TASK STATEMENT -> In the entries that follow, count each line containing "Vendas" and state the total, nothing more.

INPUT FOR THIS TASK ->
= = = = =

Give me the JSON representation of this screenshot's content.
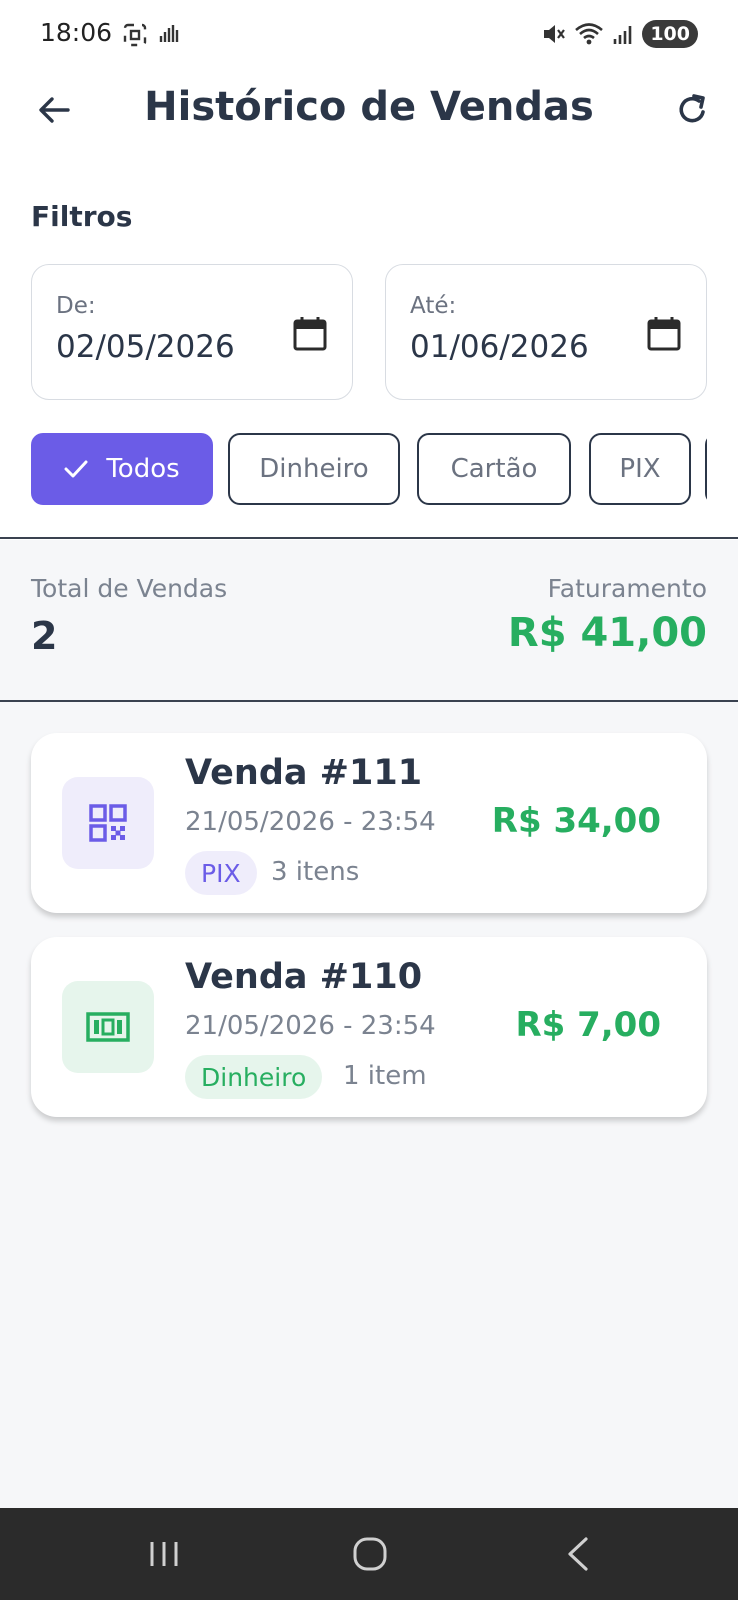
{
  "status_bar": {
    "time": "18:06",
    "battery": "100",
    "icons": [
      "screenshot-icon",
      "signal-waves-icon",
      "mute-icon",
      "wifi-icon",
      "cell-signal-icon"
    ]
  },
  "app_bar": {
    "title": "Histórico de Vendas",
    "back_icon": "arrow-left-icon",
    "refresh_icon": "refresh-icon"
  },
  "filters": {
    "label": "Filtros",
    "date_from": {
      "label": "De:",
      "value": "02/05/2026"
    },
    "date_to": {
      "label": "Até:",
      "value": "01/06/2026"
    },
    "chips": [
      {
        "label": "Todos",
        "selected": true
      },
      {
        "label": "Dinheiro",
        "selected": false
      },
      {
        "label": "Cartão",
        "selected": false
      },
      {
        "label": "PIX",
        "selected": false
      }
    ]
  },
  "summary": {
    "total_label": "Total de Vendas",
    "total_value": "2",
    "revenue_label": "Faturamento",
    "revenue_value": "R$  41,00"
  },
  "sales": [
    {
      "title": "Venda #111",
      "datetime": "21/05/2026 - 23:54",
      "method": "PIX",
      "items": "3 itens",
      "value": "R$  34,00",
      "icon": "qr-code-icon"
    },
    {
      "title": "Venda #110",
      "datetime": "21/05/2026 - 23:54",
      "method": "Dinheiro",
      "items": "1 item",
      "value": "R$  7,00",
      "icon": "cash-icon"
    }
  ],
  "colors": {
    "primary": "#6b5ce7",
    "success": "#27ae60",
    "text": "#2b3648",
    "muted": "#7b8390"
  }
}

= = = = =

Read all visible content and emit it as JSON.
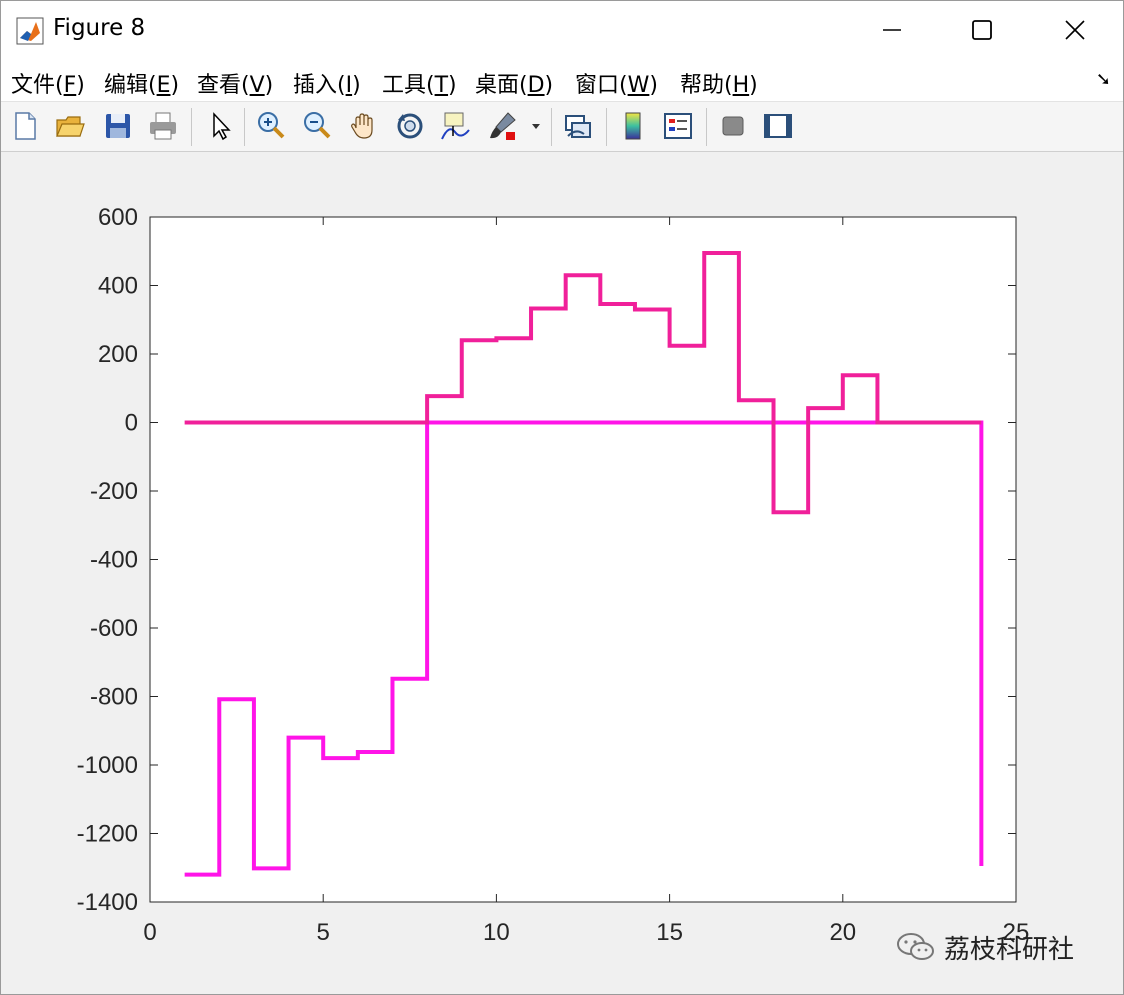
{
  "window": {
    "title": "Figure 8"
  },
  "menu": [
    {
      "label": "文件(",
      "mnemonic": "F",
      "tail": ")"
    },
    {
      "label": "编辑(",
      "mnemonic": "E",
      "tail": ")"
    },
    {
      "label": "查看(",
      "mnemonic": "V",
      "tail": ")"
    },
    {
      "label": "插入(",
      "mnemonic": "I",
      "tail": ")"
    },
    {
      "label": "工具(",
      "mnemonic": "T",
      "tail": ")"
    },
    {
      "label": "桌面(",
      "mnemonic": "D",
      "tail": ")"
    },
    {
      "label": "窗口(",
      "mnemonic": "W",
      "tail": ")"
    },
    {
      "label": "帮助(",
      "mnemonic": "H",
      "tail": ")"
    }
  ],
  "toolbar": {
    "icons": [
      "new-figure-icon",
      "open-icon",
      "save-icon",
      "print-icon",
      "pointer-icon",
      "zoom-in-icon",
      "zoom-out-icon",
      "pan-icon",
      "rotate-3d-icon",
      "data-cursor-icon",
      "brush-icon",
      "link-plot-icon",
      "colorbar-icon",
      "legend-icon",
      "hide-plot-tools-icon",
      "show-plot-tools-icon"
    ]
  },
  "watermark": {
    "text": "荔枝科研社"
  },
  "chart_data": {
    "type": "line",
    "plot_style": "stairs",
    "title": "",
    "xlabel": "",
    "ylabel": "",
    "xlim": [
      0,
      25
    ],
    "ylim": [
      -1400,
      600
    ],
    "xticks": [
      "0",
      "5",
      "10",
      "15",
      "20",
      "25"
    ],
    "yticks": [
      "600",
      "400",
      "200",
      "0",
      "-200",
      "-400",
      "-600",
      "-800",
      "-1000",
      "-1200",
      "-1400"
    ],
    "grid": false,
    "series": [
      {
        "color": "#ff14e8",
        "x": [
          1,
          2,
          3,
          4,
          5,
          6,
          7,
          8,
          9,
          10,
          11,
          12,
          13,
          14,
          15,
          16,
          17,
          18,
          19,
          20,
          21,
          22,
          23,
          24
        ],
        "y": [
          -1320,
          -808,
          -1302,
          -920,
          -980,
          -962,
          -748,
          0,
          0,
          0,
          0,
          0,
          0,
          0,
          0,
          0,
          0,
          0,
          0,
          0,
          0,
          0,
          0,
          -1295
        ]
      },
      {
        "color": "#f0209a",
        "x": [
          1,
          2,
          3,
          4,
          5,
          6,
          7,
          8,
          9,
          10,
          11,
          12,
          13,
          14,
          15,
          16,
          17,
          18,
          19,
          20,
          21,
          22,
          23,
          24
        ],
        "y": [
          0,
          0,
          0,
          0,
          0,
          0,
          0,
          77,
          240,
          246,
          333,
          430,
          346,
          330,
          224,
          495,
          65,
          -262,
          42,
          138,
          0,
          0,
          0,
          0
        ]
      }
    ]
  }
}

= = = = =

ANSWER -> 2